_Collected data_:
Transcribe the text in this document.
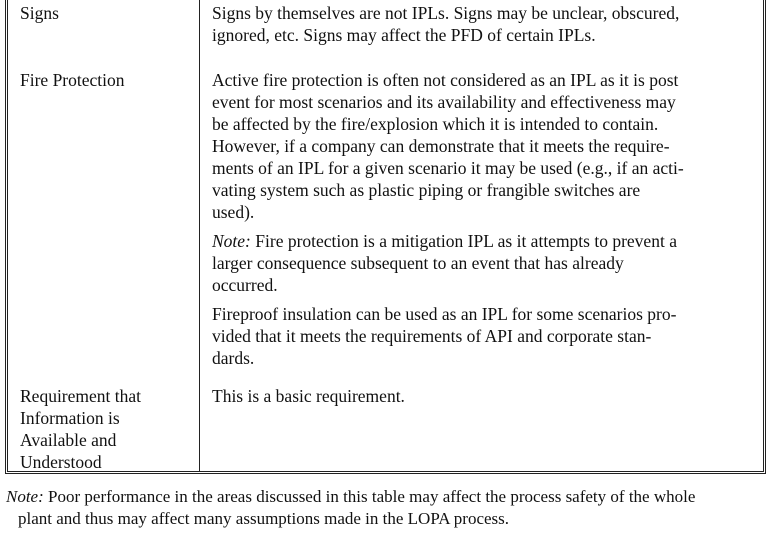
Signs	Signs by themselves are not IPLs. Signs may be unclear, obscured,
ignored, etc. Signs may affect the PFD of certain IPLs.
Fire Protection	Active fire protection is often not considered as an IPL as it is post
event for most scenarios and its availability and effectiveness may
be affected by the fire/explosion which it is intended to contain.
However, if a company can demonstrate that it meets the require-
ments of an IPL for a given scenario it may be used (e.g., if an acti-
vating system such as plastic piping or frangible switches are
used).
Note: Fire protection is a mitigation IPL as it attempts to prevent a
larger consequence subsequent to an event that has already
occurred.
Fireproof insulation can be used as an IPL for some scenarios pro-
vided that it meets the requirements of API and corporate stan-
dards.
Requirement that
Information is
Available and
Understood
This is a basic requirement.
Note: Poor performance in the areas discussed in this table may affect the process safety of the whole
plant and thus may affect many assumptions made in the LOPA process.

* * *

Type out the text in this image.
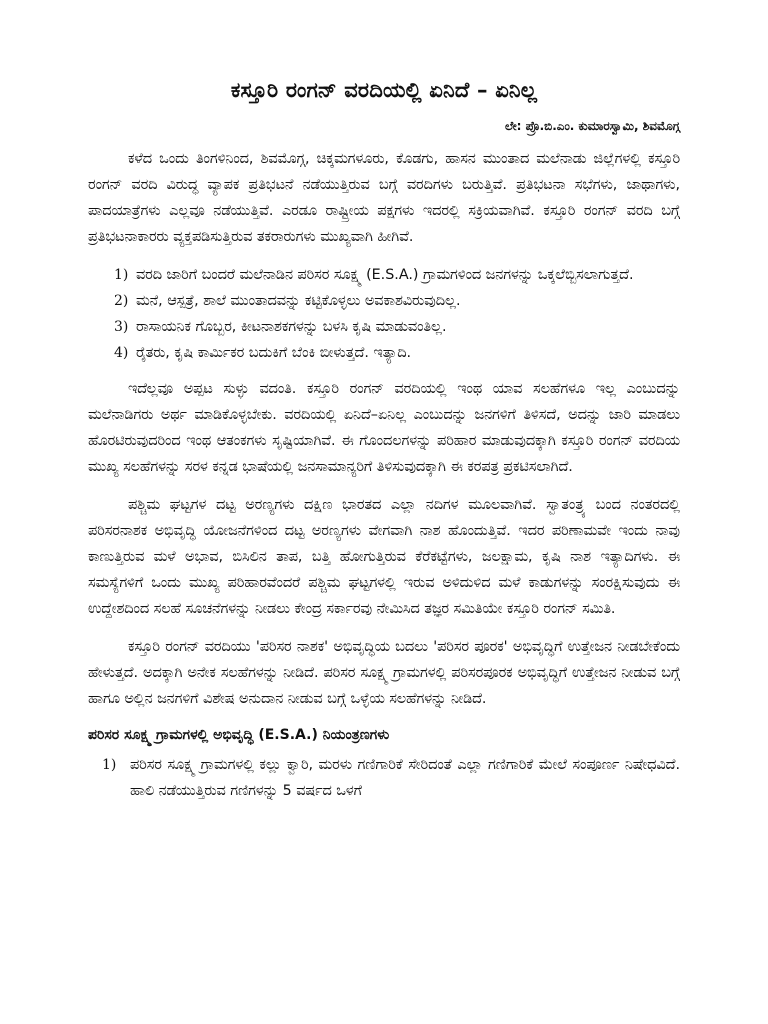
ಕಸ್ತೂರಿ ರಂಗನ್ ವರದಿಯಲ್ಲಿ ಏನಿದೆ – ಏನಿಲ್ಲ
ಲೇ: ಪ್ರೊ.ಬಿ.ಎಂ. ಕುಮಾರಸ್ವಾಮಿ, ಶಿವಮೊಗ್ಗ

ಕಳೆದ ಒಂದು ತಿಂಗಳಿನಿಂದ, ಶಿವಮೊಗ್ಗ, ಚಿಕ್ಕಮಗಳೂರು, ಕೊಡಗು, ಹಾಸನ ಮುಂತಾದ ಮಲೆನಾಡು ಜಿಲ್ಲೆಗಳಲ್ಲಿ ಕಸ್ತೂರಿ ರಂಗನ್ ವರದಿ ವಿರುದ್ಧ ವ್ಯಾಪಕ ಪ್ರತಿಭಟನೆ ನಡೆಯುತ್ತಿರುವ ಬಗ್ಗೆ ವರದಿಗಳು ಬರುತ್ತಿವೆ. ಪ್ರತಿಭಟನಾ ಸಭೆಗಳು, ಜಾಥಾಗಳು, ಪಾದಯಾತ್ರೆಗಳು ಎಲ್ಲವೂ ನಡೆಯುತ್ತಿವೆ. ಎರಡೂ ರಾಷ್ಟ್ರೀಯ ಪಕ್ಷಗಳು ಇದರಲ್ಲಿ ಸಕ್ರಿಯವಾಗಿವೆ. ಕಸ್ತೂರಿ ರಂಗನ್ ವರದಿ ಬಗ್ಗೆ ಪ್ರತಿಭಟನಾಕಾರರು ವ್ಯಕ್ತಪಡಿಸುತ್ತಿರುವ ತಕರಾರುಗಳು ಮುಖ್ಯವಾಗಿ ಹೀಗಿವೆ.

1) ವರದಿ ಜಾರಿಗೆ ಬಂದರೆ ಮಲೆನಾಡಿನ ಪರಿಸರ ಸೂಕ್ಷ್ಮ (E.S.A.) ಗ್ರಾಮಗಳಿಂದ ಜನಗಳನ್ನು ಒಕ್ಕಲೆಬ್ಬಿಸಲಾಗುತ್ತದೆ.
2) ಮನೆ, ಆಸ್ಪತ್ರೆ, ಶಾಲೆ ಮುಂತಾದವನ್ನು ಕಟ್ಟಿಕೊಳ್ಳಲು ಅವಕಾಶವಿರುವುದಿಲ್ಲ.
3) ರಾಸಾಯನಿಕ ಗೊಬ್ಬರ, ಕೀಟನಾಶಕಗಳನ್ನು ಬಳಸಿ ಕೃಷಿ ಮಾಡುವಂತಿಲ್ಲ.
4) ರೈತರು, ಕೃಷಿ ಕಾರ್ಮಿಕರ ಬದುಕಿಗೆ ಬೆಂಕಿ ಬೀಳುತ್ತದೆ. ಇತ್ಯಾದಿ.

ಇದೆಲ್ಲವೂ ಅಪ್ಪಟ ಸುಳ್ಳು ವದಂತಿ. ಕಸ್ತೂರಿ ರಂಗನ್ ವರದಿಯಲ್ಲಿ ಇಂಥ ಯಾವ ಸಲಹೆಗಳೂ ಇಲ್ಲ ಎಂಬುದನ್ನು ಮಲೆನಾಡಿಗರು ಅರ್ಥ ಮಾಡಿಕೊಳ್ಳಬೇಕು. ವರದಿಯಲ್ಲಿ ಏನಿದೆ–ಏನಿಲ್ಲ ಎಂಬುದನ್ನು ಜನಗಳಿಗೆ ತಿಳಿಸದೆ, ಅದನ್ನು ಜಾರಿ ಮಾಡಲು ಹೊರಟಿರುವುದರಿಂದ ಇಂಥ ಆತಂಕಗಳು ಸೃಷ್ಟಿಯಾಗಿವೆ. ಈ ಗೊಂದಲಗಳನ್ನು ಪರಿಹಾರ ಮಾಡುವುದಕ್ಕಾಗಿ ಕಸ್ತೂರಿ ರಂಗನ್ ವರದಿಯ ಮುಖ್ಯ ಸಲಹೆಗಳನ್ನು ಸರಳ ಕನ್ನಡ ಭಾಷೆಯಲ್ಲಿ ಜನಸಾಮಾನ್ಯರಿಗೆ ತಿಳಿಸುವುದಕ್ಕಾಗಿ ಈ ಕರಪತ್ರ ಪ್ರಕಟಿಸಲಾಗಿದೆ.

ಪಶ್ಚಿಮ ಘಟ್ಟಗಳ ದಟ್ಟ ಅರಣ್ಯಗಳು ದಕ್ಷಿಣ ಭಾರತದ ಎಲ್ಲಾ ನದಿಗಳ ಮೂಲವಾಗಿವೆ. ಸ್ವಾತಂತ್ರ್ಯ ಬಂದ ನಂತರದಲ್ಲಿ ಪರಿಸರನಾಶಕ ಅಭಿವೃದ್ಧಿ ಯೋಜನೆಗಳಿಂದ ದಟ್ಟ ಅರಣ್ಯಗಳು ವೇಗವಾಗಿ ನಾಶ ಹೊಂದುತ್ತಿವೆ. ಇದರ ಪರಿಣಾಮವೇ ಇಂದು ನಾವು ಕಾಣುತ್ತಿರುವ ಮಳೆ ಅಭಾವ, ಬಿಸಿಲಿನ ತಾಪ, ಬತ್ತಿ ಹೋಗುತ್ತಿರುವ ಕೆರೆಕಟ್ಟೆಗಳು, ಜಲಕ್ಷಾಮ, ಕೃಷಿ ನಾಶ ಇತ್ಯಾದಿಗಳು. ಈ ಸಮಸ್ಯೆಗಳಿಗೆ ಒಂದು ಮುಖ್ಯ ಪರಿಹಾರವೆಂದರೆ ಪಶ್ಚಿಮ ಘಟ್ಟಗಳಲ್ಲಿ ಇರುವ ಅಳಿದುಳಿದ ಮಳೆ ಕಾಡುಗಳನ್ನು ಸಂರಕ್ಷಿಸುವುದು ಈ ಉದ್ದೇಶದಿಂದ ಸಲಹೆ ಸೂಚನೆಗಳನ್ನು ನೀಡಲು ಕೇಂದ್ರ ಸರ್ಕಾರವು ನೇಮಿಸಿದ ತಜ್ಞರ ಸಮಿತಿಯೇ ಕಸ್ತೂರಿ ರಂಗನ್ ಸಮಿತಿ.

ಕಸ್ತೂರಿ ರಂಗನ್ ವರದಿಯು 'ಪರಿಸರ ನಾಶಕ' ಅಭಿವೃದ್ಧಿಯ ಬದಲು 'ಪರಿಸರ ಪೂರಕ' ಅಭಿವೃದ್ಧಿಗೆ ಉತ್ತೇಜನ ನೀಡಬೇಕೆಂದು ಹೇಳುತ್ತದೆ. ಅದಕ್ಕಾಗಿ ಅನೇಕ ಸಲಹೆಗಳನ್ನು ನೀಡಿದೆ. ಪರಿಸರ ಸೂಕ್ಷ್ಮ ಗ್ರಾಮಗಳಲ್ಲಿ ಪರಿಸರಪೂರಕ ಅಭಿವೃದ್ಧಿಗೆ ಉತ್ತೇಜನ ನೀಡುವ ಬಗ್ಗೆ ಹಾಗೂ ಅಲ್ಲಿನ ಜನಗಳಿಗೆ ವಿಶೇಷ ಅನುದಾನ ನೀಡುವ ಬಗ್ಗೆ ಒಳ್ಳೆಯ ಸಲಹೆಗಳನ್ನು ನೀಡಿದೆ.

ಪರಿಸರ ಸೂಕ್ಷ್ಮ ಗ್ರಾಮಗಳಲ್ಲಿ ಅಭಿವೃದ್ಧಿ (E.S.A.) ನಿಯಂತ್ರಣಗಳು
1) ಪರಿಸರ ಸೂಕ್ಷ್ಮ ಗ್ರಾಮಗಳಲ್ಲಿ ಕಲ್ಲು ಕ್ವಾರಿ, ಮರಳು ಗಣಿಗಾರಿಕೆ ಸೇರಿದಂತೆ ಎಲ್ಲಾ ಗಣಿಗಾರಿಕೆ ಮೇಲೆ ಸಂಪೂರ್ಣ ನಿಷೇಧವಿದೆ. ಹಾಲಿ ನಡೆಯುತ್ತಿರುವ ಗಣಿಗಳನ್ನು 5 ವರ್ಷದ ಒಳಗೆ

* * *

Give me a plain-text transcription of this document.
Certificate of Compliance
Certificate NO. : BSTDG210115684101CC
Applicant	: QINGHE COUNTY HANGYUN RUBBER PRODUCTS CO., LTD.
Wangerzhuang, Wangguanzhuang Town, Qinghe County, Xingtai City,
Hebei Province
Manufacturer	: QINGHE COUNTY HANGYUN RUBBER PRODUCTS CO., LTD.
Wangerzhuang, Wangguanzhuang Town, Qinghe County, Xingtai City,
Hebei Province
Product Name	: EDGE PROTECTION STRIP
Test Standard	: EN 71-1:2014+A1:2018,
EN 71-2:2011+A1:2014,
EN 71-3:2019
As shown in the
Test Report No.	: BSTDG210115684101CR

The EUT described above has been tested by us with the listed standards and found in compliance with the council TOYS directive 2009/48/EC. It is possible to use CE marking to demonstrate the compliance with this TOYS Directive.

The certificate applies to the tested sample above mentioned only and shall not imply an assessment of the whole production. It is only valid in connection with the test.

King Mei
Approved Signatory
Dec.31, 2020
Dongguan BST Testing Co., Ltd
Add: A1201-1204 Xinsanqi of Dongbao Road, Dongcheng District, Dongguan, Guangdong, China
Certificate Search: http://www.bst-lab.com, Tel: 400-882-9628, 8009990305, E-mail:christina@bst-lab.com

_Challenge_: Check each line above for the word "with" and copy the ones that have it.

_Written answer_:
The EUT described above has been tested by us with the listed standards and found in compliance with the council TOYS directive 2009/48/EC. It is possible to use CE marking to demonstrate the compliance with this TOYS Directive.
The certificate applies to the tested sample above mentioned only and shall not imply an assessment of the whole production. It is only valid in connection with the test.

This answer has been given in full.